- **INPUT DATA**
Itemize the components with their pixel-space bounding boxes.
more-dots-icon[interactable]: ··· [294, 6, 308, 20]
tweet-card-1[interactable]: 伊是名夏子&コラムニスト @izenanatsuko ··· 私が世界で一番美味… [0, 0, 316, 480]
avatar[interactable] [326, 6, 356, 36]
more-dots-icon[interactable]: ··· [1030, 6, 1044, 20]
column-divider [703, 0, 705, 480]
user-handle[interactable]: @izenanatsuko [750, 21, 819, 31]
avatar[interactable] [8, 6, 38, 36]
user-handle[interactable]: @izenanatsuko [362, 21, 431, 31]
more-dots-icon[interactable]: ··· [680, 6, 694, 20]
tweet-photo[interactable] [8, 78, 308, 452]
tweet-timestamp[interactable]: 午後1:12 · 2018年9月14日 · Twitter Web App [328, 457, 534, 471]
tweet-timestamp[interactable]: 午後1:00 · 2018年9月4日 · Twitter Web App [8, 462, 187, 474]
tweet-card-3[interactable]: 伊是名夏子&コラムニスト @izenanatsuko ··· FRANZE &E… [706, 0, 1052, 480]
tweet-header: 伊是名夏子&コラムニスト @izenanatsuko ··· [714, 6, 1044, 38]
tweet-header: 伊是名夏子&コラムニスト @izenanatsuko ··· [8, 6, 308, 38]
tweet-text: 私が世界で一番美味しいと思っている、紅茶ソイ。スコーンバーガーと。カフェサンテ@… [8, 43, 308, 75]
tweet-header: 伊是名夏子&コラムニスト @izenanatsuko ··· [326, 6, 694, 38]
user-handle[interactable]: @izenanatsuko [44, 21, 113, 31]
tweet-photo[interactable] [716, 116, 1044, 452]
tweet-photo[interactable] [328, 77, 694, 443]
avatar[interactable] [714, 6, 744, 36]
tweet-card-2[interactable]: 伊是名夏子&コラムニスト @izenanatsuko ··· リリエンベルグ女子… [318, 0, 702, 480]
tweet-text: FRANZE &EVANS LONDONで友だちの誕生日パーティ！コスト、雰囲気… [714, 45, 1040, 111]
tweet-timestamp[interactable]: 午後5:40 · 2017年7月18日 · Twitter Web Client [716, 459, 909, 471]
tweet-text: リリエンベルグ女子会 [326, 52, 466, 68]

- **TASK GOAL**
Substitute "overflow-menu-icon" for each occurrence of "more-dots-icon" in the material above, and reproduce all other lines without change.

- **OUTPUT**
Itemize the components with their pixel-space bounding boxes.
overflow-menu-icon[interactable]: ··· [294, 6, 308, 20]
tweet-card-1[interactable]: 伊是名夏子&コラムニスト @izenanatsuko ··· 私が世界で一番美味… [0, 0, 316, 480]
avatar[interactable] [326, 6, 356, 36]
overflow-menu-icon[interactable]: ··· [1030, 6, 1044, 20]
column-divider [703, 0, 705, 480]
user-handle[interactable]: @izenanatsuko [750, 21, 819, 31]
avatar[interactable] [8, 6, 38, 36]
user-handle[interactable]: @izenanatsuko [362, 21, 431, 31]
overflow-menu-icon[interactable]: ··· [680, 6, 694, 20]
tweet-photo[interactable] [8, 78, 308, 452]
tweet-timestamp[interactable]: 午後1:12 · 2018年9月14日 · Twitter Web App [328, 457, 534, 471]
tweet-timestamp[interactable]: 午後1:00 · 2018年9月4日 · Twitter Web App [8, 462, 187, 474]
tweet-card-3[interactable]: 伊是名夏子&コラムニスト @izenanatsuko ··· FRANZE &E… [706, 0, 1052, 480]
tweet-header: 伊是名夏子&コラムニスト @izenanatsuko ··· [714, 6, 1044, 38]
tweet-header: 伊是名夏子&コラムニスト @izenanatsuko ··· [8, 6, 308, 38]
tweet-text: 私が世界で一番美味しいと思っている、紅茶ソイ。スコーンバーガーと。カフェサンテ@… [8, 43, 308, 75]
tweet-header: 伊是名夏子&コラムニスト @izenanatsuko ··· [326, 6, 694, 38]
user-handle[interactable]: @izenanatsuko [44, 21, 113, 31]
tweet-photo[interactable] [716, 116, 1044, 452]
tweet-photo[interactable] [328, 77, 694, 443]
avatar[interactable] [714, 6, 744, 36]
tweet-card-2[interactable]: 伊是名夏子&コラムニスト @izenanatsuko ··· リリエンベルグ女子… [318, 0, 702, 480]
tweet-text: FRANZE &EVANS LONDONで友だちの誕生日パーティ！コスト、雰囲気… [714, 45, 1040, 111]
tweet-timestamp[interactable]: 午後5:40 · 2017年7月18日 · Twitter Web Client [716, 459, 909, 471]
tweet-text: リリエンベルグ女子会 [326, 52, 466, 68]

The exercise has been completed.